Saved entries:
— Begin —

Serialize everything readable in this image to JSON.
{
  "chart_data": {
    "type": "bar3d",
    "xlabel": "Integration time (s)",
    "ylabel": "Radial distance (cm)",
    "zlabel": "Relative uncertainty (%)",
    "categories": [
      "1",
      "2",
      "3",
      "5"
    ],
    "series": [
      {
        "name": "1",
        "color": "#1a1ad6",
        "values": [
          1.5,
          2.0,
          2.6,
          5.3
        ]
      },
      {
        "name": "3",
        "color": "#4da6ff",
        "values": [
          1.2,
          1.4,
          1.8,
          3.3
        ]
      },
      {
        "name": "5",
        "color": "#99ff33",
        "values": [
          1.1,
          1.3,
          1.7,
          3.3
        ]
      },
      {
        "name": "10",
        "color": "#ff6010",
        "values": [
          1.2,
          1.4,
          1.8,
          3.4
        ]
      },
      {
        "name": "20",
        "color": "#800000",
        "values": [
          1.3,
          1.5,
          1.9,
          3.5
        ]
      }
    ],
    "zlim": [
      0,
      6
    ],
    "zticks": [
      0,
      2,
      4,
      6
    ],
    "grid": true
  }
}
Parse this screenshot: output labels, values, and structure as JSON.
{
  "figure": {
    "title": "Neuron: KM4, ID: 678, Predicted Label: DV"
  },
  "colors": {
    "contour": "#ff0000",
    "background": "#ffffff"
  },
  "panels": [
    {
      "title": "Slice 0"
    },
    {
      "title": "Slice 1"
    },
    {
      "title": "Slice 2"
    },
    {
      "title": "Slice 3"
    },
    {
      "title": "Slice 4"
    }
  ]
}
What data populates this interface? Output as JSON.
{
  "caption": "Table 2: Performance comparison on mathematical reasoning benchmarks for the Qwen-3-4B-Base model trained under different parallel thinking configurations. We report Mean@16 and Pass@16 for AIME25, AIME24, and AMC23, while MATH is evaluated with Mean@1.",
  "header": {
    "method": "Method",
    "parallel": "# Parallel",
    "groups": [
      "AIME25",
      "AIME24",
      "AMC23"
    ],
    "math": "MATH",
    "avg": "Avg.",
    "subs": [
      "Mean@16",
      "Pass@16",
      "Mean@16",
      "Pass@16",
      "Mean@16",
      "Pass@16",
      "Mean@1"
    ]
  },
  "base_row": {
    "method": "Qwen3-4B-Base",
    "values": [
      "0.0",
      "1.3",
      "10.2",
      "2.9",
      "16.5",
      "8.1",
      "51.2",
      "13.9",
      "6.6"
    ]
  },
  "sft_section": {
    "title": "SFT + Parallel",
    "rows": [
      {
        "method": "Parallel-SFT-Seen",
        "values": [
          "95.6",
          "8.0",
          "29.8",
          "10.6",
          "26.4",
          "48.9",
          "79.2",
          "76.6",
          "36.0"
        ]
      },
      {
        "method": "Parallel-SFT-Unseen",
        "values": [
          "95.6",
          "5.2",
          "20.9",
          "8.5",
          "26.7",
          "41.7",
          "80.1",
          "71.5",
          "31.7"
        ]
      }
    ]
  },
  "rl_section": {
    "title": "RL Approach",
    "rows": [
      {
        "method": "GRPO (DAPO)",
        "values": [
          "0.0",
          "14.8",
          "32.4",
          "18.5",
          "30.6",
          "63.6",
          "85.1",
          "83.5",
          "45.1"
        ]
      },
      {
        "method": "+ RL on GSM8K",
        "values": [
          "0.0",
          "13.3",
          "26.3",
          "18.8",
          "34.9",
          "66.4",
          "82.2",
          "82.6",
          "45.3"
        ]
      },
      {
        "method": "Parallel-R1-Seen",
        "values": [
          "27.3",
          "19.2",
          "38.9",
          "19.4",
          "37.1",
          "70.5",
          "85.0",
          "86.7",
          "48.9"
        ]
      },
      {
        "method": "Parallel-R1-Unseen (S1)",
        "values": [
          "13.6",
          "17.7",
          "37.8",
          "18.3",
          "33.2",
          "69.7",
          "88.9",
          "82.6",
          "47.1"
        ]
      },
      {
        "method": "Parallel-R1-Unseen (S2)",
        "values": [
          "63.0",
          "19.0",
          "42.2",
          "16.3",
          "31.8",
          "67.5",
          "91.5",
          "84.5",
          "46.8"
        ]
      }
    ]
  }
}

— End —

_What is required_:
Restate every line of the data word for word.

_Written solution_:
Serialize everything readable in this image to JSON.
{
  "chart_data": {
    "type": "bar3d",
    "xlabel": "Integration time (s)",
    "ylabel": "Radial distance (cm)",
    "zlabel": "Relative uncertainty (%)",
    "categories": [
      "1",
      "2",
      "3",
      "5"
    ],
    "series": [
      {
        "name": "1",
        "color": "#1a1ad6",
        "values": [
          1.5,
          2.0,
          2.6,
          5.3
        ]
      },
      {
        "name": "3",
        "color": "#4da6ff",
        "values": [
          1.2,
          1.4,
          1.8,
          3.3
        ]
      },
      {
        "name": "5",
        "color": "#99ff33",
        "values": [
          1.1,
          1.3,
          1.7,
          3.3
        ]
      },
      {
        "name": "10",
        "color": "#ff6010",
        "values": [
          1.2,
          1.4,
          1.8,
          3.4
        ]
      },
      {
        "name": "20",
        "color": "#800000",
        "values": [
          1.3,
          1.5,
          1.9,
          3.5
        ]
      }
    ],
    "zlim": [
      0,
      6
    ],
    "zticks": [
      0,
      2,
      4,
      6
    ],
    "grid": true
  }
}
Parse this screenshot: output labels, values, and structure as JSON.
{
  "figure": {
    "title": "Neuron: KM4, ID: 678, Predicted Label: DV"
  },
  "colors": {
    "contour": "#ff0000",
    "background": "#ffffff"
  },
  "panels": [
    {
      "title": "Slice 0"
    },
    {
      "title": "Slice 1"
    },
    {
      "title": "Slice 2"
    },
    {
      "title": "Slice 3"
    },
    {
      "title": "Slice 4"
    }
  ]
}
What data populates this interface? Output as JSON.
{
  "caption": "Table 2: Performance comparison on mathematical reasoning benchmarks for the Qwen-3-4B-Base model trained under different parallel thinking configurations. We report Mean@16 and Pass@16 for AIME25, AIME24, and AMC23, while MATH is evaluated with Mean@1.",
  "header": {
    "method": "Method",
    "parallel": "# Parallel",
    "groups": [
      "AIME25",
      "AIME24",
      "AMC23"
    ],
    "math": "MATH",
    "avg": "Avg.",
    "subs": [
      "Mean@16",
      "Pass@16",
      "Mean@16",
      "Pass@16",
      "Mean@16",
      "Pass@16",
      "Mean@1"
    ]
  },
  "base_row": {
    "method": "Qwen3-4B-Base",
    "values": [
      "0.0",
      "1.3",
      "10.2",
      "2.9",
      "16.5",
      "8.1",
      "51.2",
      "13.9",
      "6.6"
    ]
  },
  "sft_section": {
    "title": "SFT + Parallel",
    "rows": [
      {
        "method": "Parallel-SFT-Seen",
        "values": [
          "95.6",
          "8.0",
          "29.8",
          "10.6",
          "26.4",
          "48.9",
          "79.2",
          "76.6",
          "36.0"
        ]
      },
      {
        "method": "Parallel-SFT-Unseen",
        "values": [
          "95.6",
          "5.2",
          "20.9",
          "8.5",
          "26.7",
          "41.7",
          "80.1",
          "71.5",
          "31.7"
        ]
      }
    ]
  },
  "rl_section": {
    "title": "RL Approach",
    "rows": [
      {
        "method": "GRPO (DAPO)",
        "values": [
          "0.0",
          "14.8",
          "32.4",
          "18.5",
          "30.6",
          "63.6",
          "85.1",
          "83.5",
          "45.1"
        ]
      },
      {
        "method": "+ RL on GSM8K",
        "values": [
          "0.0",
          "13.3",
          "26.3",
          "18.8",
          "34.9",
          "66.4",
          "82.2",
          "82.6",
          "45.3"
        ]
      },
      {
        "method": "Parallel-R1-Seen",
        "values": [
          "27.3",
          "19.2",
          "38.9",
          "19.4",
          "37.1",
          "70.5",
          "85.0",
          "86.7",
          "48.9"
        ]
      },
      {
        "method": "Parallel-R1-Unseen (S1)",
        "values": [
          "13.6",
          "17.7",
          "37.8",
          "18.3",
          "33.2",
          "69.7",
          "88.9",
          "82.6",
          "47.1"
        ]
      },
      {
        "method": "Parallel-R1-Unseen (S2)",
        "values": [
          "63.0",
          "19.0",
          "42.2",
          "16.3",
          "31.8",
          "67.5",
          "91.5",
          "84.5",
          "46.8"
        ]
      }
    ]
  }
}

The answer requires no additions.